Given problem:
Every record below should be printed exactly as given.

# start of Supplied information

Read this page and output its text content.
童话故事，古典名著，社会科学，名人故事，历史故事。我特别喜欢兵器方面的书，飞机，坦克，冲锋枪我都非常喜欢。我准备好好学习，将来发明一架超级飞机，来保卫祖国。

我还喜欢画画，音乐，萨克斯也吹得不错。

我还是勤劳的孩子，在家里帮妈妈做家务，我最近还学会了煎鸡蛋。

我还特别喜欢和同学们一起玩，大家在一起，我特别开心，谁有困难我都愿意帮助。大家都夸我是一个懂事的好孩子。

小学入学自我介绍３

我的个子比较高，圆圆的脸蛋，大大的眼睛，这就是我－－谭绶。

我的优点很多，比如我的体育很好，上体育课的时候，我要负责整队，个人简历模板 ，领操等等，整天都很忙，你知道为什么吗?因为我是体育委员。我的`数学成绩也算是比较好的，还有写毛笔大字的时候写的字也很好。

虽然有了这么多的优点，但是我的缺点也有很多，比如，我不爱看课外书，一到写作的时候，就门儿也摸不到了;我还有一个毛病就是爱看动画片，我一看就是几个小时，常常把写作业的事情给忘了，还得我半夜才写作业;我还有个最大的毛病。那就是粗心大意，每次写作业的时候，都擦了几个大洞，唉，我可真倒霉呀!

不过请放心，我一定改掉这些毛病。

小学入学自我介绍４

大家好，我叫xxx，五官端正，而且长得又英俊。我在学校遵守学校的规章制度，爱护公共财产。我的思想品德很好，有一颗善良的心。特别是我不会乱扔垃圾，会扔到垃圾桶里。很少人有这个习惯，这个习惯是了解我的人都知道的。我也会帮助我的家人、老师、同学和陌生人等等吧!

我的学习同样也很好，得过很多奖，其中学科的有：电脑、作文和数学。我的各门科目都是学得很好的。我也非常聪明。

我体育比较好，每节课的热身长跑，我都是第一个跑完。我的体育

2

# end of Supplied information

Full answer:
Read this page and output its text content.
童话故事，古典名著，社会科学，名人故事，历史故事。我特别喜欢兵器方面的书，飞机，坦克，冲锋枪我都非常喜欢。我准备好好学习，将来发明一架超级飞机，来保卫祖国。

我还喜欢画画，音乐，萨克斯也吹得不错。

我还是勤劳的孩子，在家里帮妈妈做家务，我最近还学会了煎鸡蛋。

我还特别喜欢和同学们一起玩，大家在一起，我特别开心，谁有困难我都愿意帮助。大家都夸我是一个懂事的好孩子。

小学入学自我介绍３

我的个子比较高，圆圆的脸蛋，大大的眼睛，这就是我－－谭绶。

我的优点很多，比如我的体育很好，上体育课的时候，我要负责整队，个人简历模板 ，领操等等，整天都很忙，你知道为什么吗?因为我是体育委员。我的`数学成绩也算是比较好的，还有写毛笔大字的时候写的字也很好。

虽然有了这么多的优点，但是我的缺点也有很多，比如，我不爱看课外书，一到写作的时候，就门儿也摸不到了;我还有一个毛病就是爱看动画片，我一看就是几个小时，常常把写作业的事情给忘了，还得我半夜才写作业;我还有个最大的毛病。那就是粗心大意，每次写作业的时候，都擦了几个大洞，唉，我可真倒霉呀!

不过请放心，我一定改掉这些毛病。

小学入学自我介绍４

大家好，我叫xxx，五官端正，而且长得又英俊。我在学校遵守学校的规章制度，爱护公共财产。我的思想品德很好，有一颗善良的心。特别是我不会乱扔垃圾，会扔到垃圾桶里。很少人有这个习惯，这个习惯是了解我的人都知道的。我也会帮助我的家人、老师、同学和陌生人等等吧!

我的学习同样也很好，得过很多奖，其中学科的有：电脑、作文和数学。我的各门科目都是学得很好的。我也非常聪明。

我体育比较好，每节课的热身长跑，我都是第一个跑完。我的体育

2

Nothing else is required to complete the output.